Print the listing that follows, character for character.

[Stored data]
= = = = =
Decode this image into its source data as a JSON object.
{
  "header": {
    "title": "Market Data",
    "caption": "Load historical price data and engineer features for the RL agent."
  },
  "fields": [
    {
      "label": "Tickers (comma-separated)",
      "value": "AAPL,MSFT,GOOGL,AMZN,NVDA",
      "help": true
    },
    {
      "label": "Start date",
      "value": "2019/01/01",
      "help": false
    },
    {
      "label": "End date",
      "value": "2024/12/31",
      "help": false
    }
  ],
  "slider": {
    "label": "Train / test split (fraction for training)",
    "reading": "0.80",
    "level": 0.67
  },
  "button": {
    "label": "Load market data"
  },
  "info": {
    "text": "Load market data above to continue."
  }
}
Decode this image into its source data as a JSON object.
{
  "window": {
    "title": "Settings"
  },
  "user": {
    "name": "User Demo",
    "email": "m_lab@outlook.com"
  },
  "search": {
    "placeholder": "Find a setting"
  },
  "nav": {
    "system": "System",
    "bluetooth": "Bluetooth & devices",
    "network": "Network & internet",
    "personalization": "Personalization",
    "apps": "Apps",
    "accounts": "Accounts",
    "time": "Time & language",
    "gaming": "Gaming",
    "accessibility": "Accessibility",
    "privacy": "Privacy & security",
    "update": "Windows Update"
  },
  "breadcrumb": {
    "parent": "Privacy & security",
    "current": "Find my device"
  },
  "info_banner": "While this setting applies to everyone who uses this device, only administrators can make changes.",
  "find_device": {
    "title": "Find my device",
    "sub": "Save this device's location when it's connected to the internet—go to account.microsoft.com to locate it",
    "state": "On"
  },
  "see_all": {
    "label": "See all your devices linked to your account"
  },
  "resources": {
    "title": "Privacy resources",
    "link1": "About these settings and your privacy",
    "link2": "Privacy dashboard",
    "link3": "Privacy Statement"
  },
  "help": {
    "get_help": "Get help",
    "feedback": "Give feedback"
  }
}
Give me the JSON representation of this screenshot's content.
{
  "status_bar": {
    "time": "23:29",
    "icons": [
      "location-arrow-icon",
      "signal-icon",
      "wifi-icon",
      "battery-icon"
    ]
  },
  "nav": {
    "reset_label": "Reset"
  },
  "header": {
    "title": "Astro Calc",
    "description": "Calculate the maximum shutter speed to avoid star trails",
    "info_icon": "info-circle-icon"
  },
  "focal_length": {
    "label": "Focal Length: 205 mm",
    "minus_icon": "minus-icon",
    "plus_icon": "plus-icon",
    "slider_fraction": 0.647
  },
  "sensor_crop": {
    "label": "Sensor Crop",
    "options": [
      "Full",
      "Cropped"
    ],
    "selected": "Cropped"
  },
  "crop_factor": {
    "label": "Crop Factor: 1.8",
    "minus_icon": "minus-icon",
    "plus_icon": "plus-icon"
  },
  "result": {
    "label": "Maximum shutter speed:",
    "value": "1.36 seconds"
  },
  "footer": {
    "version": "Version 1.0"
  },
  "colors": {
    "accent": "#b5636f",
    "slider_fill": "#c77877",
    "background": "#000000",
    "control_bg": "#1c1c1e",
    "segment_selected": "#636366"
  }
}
= = = = =
* [Written solution]:
Decode this image into its source data as a JSON object.
{
  "header": {
    "title": "Market Data",
    "caption": "Load historical price data and engineer features for the RL agent."
  },
  "fields": [
    {
      "label": "Tickers (comma-separated)",
      "value": "AAPL,MSFT,GOOGL,AMZN,NVDA",
      "help": true
    },
    {
      "label": "Start date",
      "value": "2019/01/01",
      "help": false
    },
    {
      "label": "End date",
      "value": "2024/12/31",
      "help": false
    }
  ],
  "slider": {
    "label": "Train / test split (fraction for training)",
    "reading": "0.80",
    "level": 0.67
  },
  "button": {
    "label": "Load market data"
  },
  "info": {
    "text": "Load market data above to continue."
  }
}
Decode this image into its source data as a JSON object.
{
  "window": {
    "title": "Settings"
  },
  "user": {
    "name": "User Demo",
    "email": "m_lab@outlook.com"
  },
  "search": {
    "placeholder": "Find a setting"
  },
  "nav": {
    "system": "System",
    "bluetooth": "Bluetooth & devices",
    "network": "Network & internet",
    "personalization": "Personalization",
    "apps": "Apps",
    "accounts": "Accounts",
    "time": "Time & language",
    "gaming": "Gaming",
    "accessibility": "Accessibility",
    "privacy": "Privacy & security",
    "update": "Windows Update"
  },
  "breadcrumb": {
    "parent": "Privacy & security",
    "current": "Find my device"
  },
  "info_banner": "While this setting applies to everyone who uses this device, only administrators can make changes.",
  "find_device": {
    "title": "Find my device",
    "sub": "Save this device's location when it's connected to the internet—go to account.microsoft.com to locate it",
    "state": "On"
  },
  "see_all": {
    "label": "See all your devices linked to your account"
  },
  "resources": {
    "title": "Privacy resources",
    "link1": "About these settings and your privacy",
    "link2": "Privacy dashboard",
    "link3": "Privacy Statement"
  },
  "help": {
    "get_help": "Get help",
    "feedback": "Give feedback"
  }
}
Give me the JSON representation of this screenshot's content.
{
  "status_bar": {
    "time": "23:29",
    "icons": [
      "location-arrow-icon",
      "signal-icon",
      "wifi-icon",
      "battery-icon"
    ]
  },
  "nav": {
    "reset_label": "Reset"
  },
  "header": {
    "title": "Astro Calc",
    "description": "Calculate the maximum shutter speed to avoid star trails",
    "info_icon": "info-circle-icon"
  },
  "focal_length": {
    "label": "Focal Length: 205 mm",
    "minus_icon": "minus-icon",
    "plus_icon": "plus-icon",
    "slider_fraction": 0.647
  },
  "sensor_crop": {
    "label": "Sensor Crop",
    "options": [
      "Full",
      "Cropped"
    ],
    "selected": "Cropped"
  },
  "crop_factor": {
    "label": "Crop Factor: 1.8",
    "minus_icon": "minus-icon",
    "plus_icon": "plus-icon"
  },
  "result": {
    "label": "Maximum shutter speed:",
    "value": "1.36 seconds"
  },
  "footer": {
    "version": "Version 1.0"
  },
  "colors": {
    "accent": "#b5636f",
    "slider_fill": "#c77877",
    "background": "#000000",
    "control_bg": "#1c1c1e",
    "segment_selected": "#636366"
  }
}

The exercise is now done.